Stress, in its latest form, came calling this morning. A couple of weeks ago, I was diagnosed with "benign essential tremors" by a neurologist who assured me that it was treatable and the prescription for its treatment was an older, cheaper drug that I start with one 50 mg Primidone at bedtime. Next week, we'll see at my follow-up appt. whether I need to increase the dosage. I vote for "yes."
Since this latest "gift" of lupus thrives on stress, I have to make some decisions, here, about my writing career.
I have recently "fired" my publisher, Vanilla Heart Publishing, for breach of contract on many levels, along with 12 of my fellow authors in that publishing house. That's a stressor of major proportions, and not quite by coincidence, that's when my stress level increased to the point that I had to find out what was going on with my lupus. Heh. You might say I'm brain damaged, since the cause of these tremors is that nerves in my CNS are on overdrive; coming out of my overactive, stressed brain.
I have been trying to self-publish, and been found wanting in the skills needed. After spending three days on Create Space, editing my 350 page manuscript, only to have it sent back to me as a "proof copy" and correcting such errors as "be" turned into "he" and vice-versa, not even to mention formatting issues.
Ever the over-achiever, I was convinced that I could do this. But, upon waking this morning, hands trembling once again while making coffee, I came to realize, "This stuff is killing me. Why not try to find a decent publisher who will take all, some, or one of my books?"My son confirmed my decision when he correctly stated, "Your time is non-productive doing this." And he's correct. Those three days could have been better spent on working on my sequel to my last novel. Maybe even finished the last few pages of my second draft. Instead, I wrestled with such issues as "formatting glitches" (theirs, not mine) and even doing yet another spell check.

**REQUIREMENT:**
In the text about the writer's tremors and publishing troubles, what treatment did the neurologist prescribe?

**EXTRACTED MATERIAL:**
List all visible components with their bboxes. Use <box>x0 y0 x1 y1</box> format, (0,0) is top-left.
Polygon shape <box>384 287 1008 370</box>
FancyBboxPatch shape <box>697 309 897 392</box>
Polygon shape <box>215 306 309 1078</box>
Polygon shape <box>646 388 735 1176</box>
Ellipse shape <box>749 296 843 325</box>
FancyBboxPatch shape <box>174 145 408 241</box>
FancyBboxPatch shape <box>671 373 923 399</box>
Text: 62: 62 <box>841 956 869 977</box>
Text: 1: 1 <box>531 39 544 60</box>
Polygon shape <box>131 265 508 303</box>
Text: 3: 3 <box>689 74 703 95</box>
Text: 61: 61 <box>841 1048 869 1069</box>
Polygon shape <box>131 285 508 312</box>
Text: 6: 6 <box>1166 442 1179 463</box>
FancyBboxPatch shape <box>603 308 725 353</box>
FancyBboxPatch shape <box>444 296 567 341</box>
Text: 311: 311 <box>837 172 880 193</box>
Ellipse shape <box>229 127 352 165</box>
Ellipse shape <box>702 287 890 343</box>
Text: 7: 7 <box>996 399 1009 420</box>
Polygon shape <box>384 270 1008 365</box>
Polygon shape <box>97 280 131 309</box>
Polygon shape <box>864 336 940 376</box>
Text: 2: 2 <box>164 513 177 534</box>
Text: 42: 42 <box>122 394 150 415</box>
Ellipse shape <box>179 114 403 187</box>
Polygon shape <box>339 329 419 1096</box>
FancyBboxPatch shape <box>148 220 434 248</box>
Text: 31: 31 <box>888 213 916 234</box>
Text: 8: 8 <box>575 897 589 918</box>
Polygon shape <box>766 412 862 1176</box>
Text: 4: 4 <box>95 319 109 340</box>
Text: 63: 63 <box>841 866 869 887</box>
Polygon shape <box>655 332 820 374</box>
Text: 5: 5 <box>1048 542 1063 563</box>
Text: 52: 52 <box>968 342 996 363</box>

**YOUR SOLUTION:**
One 50 mg Primidone at bedtime.